— START OF MATERIAL SUPPLIED —

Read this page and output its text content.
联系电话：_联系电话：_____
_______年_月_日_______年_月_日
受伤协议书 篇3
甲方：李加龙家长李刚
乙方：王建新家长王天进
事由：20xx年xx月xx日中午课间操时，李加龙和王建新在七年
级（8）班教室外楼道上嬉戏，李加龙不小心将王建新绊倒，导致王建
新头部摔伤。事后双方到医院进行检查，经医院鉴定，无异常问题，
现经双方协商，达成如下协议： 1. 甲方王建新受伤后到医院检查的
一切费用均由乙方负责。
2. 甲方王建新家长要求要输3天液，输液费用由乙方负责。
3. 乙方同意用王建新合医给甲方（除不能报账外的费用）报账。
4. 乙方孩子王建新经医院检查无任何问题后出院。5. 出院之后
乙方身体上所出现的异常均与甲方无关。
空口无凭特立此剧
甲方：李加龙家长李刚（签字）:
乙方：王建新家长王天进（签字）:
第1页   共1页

— END OF MATERIAL SUPPLIED —
— START OF MATERIAL SUPPLIED —

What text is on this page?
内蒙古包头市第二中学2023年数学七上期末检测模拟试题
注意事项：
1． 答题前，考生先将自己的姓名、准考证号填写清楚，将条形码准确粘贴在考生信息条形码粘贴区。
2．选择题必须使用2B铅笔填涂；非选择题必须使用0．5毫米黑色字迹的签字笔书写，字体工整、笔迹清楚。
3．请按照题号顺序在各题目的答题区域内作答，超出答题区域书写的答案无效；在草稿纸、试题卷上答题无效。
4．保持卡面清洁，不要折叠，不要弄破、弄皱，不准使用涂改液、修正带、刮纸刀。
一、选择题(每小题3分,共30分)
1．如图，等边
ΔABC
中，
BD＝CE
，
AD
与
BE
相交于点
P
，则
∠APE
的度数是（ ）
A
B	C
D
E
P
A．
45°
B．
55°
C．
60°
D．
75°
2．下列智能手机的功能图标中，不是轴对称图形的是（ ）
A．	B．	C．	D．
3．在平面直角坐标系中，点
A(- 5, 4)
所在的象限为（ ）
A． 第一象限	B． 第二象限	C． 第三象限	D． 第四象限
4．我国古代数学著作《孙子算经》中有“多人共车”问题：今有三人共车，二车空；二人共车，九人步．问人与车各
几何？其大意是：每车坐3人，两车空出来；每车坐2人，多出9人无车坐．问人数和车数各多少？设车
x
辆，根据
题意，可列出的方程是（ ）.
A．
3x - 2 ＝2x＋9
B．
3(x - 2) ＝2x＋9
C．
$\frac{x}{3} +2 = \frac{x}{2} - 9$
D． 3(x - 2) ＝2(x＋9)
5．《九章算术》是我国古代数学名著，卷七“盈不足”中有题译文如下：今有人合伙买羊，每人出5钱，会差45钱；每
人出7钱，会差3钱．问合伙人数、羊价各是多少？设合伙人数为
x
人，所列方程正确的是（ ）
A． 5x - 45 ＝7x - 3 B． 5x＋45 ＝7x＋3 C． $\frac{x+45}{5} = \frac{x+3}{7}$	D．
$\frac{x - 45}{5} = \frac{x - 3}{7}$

— END OF MATERIAL SUPPLIED —

• _EXERCISE PROMPT_
Provide the number of lines in these entries that hold the word "frac", without any accompanying text.

• _EXERCISE SOLUTION_
3